**DATASET EXCERPTS:**
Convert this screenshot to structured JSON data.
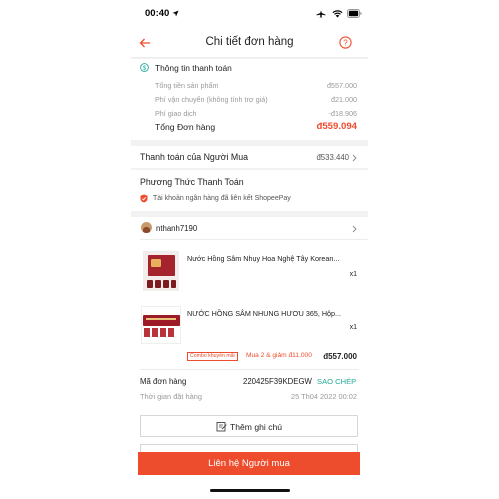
{
  "status_bar": {
    "time": "00:40"
  },
  "header": {
    "title": "Chi tiết đơn hàng"
  },
  "payment_info": {
    "title": "Thông tin thanh toán",
    "rows": [
      {
        "label": "Tổng tiền sản phẩm",
        "value": "đ557.000"
      },
      {
        "label": "Phí vận chuyển (không tính trợ giá)",
        "value": "đ21.000"
      },
      {
        "label": "Phí giao dịch",
        "value": "-đ18.906"
      }
    ],
    "total_label": "Tổng Đơn hàng",
    "total_value": "đ559.094"
  },
  "buyer_payment": {
    "label": "Thanh toán của Người Mua",
    "value": "đ533.440"
  },
  "payment_method": {
    "title": "Phương Thức Thanh Toán",
    "desc": "Tài khoản ngân hàng đã liên kết ShopeePay"
  },
  "shop": {
    "name": "nthanh7190"
  },
  "products": [
    {
      "name": "Nước Hồng Sâm Nhụy Hoa Nghệ Tây Korean...",
      "qty": "x1"
    },
    {
      "name": "NƯỚC HỒNG SÂM NHUNG HƯƠU 365, Hộp...",
      "qty": "x1"
    }
  ],
  "combo": {
    "badge": "Combo khuyến mãi",
    "text": "Mua 2 & giảm đ11.000",
    "total": "đ557.000"
  },
  "order": {
    "id_label": "Mã đơn hàng",
    "id_value": "220425F39KDEGW",
    "copy_label": "SAO CHÉP",
    "time_label": "Thời gian đặt hàng",
    "time_value": "25 Th04 2022 00:02"
  },
  "actions": {
    "note_label": "Thêm ghi chú",
    "contact_label": "Liên hệ Người mua"
  },
  "colors": {
    "accent": "#ee4d2d",
    "green": "#26aa99"
  }
}
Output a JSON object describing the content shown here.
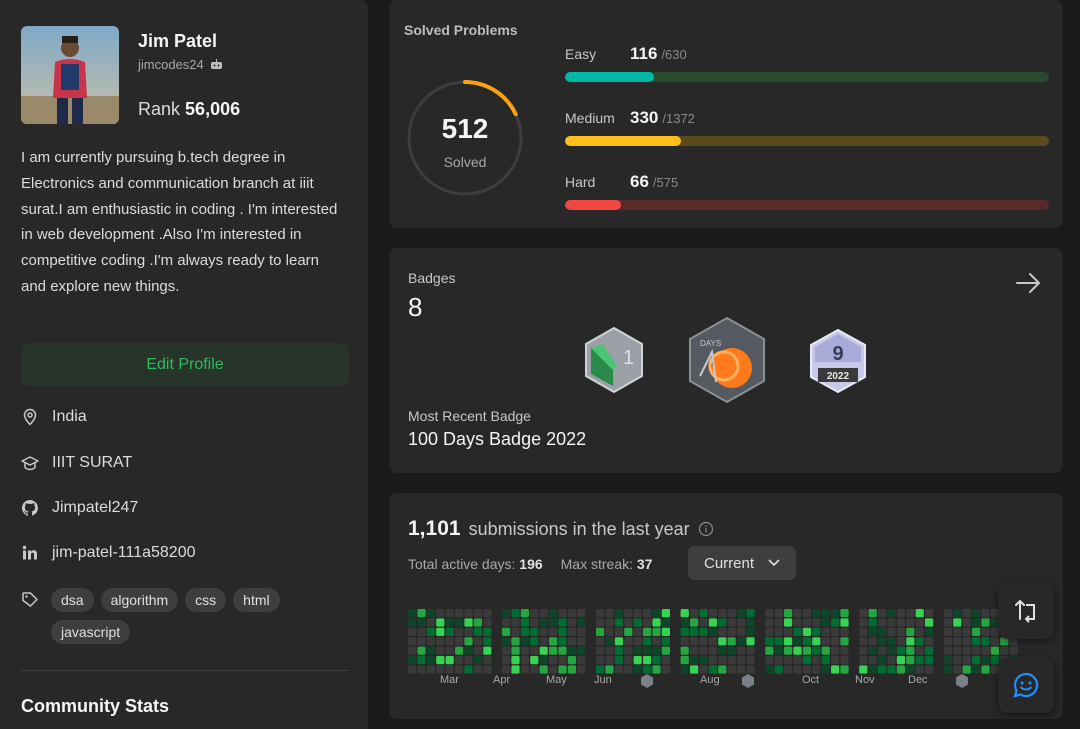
{
  "profile": {
    "name": "Jim Patel",
    "username": "jimcodes24",
    "rank_label": "Rank",
    "rank_value": "56,006",
    "bio": "I am currently pursuing b.tech degree in Electronics and communication branch at iiit surat.I am enthusiastic in coding . I'm interested in web development .Also I'm interested in competitive coding .I'm always ready to learn and explore new things.",
    "edit_button": "Edit Profile",
    "location": "India",
    "school": "IIIT SURAT",
    "github": "Jimpatel247",
    "linkedin": "jim-patel-111a58200",
    "skills": [
      "dsa",
      "algorithm",
      "css",
      "html",
      "javascript"
    ],
    "community_title": "Community Stats"
  },
  "solved": {
    "title": "Solved Problems",
    "total": "512",
    "total_label": "Solved",
    "progress_fraction": 0.18,
    "difficulties": [
      {
        "label": "Easy",
        "count": "116",
        "total": "/630",
        "fraction": 0.184,
        "color": "#00b8a3",
        "track": "#2a4a2f"
      },
      {
        "label": "Medium",
        "count": "330",
        "total": "/1372",
        "fraction": 0.24,
        "color": "#ffc01e",
        "track": "#5a4a1e"
      },
      {
        "label": "Hard",
        "count": "66",
        "total": "/575",
        "fraction": 0.115,
        "color": "#ef4743",
        "track": "#5a2a2a"
      }
    ]
  },
  "badges": {
    "title": "Badges",
    "count": "8",
    "items": [
      {
        "name": "badge-1",
        "text": "1"
      },
      {
        "name": "badge-100-days",
        "text": "DAYS"
      },
      {
        "name": "badge-2022",
        "text": "9",
        "year": "2022"
      }
    ],
    "recent_label": "Most Recent Badge",
    "recent_name": "100 Days Badge 2022"
  },
  "submissions": {
    "count": "1,101",
    "text": "submissions in the last year",
    "active_days_label": "Total active days:",
    "active_days": "196",
    "max_streak_label": "Max streak:",
    "max_streak": "37",
    "dropdown_value": "Current",
    "months": [
      "Mar",
      "Apr",
      "May",
      "Jun",
      "Aug",
      "Oct",
      "Nov",
      "Dec"
    ]
  },
  "colors": {
    "accent_green": "#2cbb5d",
    "card_bg": "#282828",
    "page_bg": "#1a1a1a",
    "ring_orange": "#ffa116"
  }
}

**EXERCISE AIM:**
Pull every line containing the word "JSON" out of the material.

**OUTPUT FOR THIS TASK:**
Convert this screenshot to structured JSON data.
Output a JSON object describing the content shown here.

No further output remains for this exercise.